## Begin THE INPUT

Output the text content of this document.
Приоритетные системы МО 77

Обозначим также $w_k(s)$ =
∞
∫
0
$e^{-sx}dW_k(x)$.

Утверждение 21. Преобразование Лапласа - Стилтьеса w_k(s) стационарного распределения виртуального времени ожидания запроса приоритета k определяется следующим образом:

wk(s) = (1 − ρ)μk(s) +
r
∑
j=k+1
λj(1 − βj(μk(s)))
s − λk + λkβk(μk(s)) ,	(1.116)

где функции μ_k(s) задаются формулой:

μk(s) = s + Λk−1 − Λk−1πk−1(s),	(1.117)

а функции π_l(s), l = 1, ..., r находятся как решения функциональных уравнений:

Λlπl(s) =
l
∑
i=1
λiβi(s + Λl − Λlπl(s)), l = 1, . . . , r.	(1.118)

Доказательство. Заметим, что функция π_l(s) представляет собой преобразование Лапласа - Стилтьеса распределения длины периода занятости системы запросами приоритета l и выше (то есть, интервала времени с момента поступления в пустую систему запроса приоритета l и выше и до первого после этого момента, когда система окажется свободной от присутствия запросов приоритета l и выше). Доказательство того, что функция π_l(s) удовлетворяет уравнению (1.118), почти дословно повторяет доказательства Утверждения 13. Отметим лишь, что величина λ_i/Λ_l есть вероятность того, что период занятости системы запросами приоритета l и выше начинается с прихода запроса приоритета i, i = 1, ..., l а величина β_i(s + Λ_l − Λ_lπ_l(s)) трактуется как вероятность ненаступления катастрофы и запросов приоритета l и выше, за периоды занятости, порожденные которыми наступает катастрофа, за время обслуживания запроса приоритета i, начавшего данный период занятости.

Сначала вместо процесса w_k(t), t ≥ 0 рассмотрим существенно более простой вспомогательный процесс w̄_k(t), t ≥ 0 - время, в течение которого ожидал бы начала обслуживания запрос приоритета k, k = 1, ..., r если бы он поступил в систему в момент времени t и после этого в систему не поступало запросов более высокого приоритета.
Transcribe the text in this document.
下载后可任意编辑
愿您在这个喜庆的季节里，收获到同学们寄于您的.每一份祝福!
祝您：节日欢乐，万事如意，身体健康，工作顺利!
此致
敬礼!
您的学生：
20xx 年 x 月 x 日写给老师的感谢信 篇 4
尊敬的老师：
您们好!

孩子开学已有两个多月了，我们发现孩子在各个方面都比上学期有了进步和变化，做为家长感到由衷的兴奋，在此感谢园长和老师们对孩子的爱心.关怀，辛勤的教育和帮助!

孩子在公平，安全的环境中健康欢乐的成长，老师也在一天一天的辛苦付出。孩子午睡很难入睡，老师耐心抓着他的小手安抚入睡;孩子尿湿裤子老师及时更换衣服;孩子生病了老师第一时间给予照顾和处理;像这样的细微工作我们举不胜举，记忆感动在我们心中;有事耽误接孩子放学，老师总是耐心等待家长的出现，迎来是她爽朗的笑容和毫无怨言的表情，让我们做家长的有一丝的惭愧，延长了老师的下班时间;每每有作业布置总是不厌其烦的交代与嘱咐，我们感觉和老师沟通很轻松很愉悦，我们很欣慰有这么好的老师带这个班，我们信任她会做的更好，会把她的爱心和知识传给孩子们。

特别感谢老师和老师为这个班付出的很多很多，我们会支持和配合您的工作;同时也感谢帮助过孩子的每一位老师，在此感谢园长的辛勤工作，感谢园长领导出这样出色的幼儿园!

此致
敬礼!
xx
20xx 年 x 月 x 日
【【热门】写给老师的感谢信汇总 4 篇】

## End THE INPUT

## EXERCISE PROMPT:
Would you reproduce the material above in full, exactly as given?

## TASK RESULT:
Output the text content of this document.
Приоритетные системы МО 77

Обозначим также $w_k(s)$ =
∞
∫
0
$e^{-sx}dW_k(x)$.

Утверждение 21. Преобразование Лапласа - Стилтьеса w_k(s) стационарного распределения виртуального времени ожидания запроса приоритета k определяется следующим образом:

wk(s) = (1 − ρ)μk(s) +
r
∑
j=k+1
λj(1 − βj(μk(s)))
s − λk + λkβk(μk(s)) ,	(1.116)

где функции μ_k(s) задаются формулой:

μk(s) = s + Λk−1 − Λk−1πk−1(s),	(1.117)

а функции π_l(s), l = 1, ..., r находятся как решения функциональных уравнений:

Λlπl(s) =
l
∑
i=1
λiβi(s + Λl − Λlπl(s)), l = 1, . . . , r.	(1.118)

Доказательство. Заметим, что функция π_l(s) представляет собой преобразование Лапласа - Стилтьеса распределения длины периода занятости системы запросами приоритета l и выше (то есть, интервала времени с момента поступления в пустую систему запроса приоритета l и выше и до первого после этого момента, когда система окажется свободной от присутствия запросов приоритета l и выше). Доказательство того, что функция π_l(s) удовлетворяет уравнению (1.118), почти дословно повторяет доказательства Утверждения 13. Отметим лишь, что величина λ_i/Λ_l есть вероятность того, что период занятости системы запросами приоритета l и выше начинается с прихода запроса приоритета i, i = 1, ..., l а величина β_i(s + Λ_l − Λ_lπ_l(s)) трактуется как вероятность ненаступления катастрофы и запросов приоритета l и выше, за периоды занятости, порожденные которыми наступает катастрофа, за время обслуживания запроса приоритета i, начавшего данный период занятости.

Сначала вместо процесса w_k(t), t ≥ 0 рассмотрим существенно более простой вспомогательный процесс w̄_k(t), t ≥ 0 - время, в течение которого ожидал бы начала обслуживания запрос приоритета k, k = 1, ..., r если бы он поступил в систему в момент времени t и после этого в систему не поступало запросов более высокого приоритета.
Transcribe the text in this document.
下载后可任意编辑
愿您在这个喜庆的季节里，收获到同学们寄于您的.每一份祝福!
祝您：节日欢乐，万事如意，身体健康，工作顺利!
此致
敬礼!
您的学生：
20xx 年 x 月 x 日写给老师的感谢信 篇 4
尊敬的老师：
您们好!

孩子开学已有两个多月了，我们发现孩子在各个方面都比上学期有了进步和变化，做为家长感到由衷的兴奋，在此感谢园长和老师们对孩子的爱心.关怀，辛勤的教育和帮助!

孩子在公平，安全的环境中健康欢乐的成长，老师也在一天一天的辛苦付出。孩子午睡很难入睡，老师耐心抓着他的小手安抚入睡;孩子尿湿裤子老师及时更换衣服;孩子生病了老师第一时间给予照顾和处理;像这样的细微工作我们举不胜举，记忆感动在我们心中;有事耽误接孩子放学，老师总是耐心等待家长的出现，迎来是她爽朗的笑容和毫无怨言的表情，让我们做家长的有一丝的惭愧，延长了老师的下班时间;每每有作业布置总是不厌其烦的交代与嘱咐，我们感觉和老师沟通很轻松很愉悦，我们很欣慰有这么好的老师带这个班，我们信任她会做的更好，会把她的爱心和知识传给孩子们。

特别感谢老师和老师为这个班付出的很多很多，我们会支持和配合您的工作;同时也感谢帮助过孩子的每一位老师，在此感谢园长的辛勤工作，感谢园长领导出这样出色的幼儿园!

此致
敬礼!
xx
20xx 年 x 月 x 日
【【热门】写给老师的感谢信汇总 4 篇】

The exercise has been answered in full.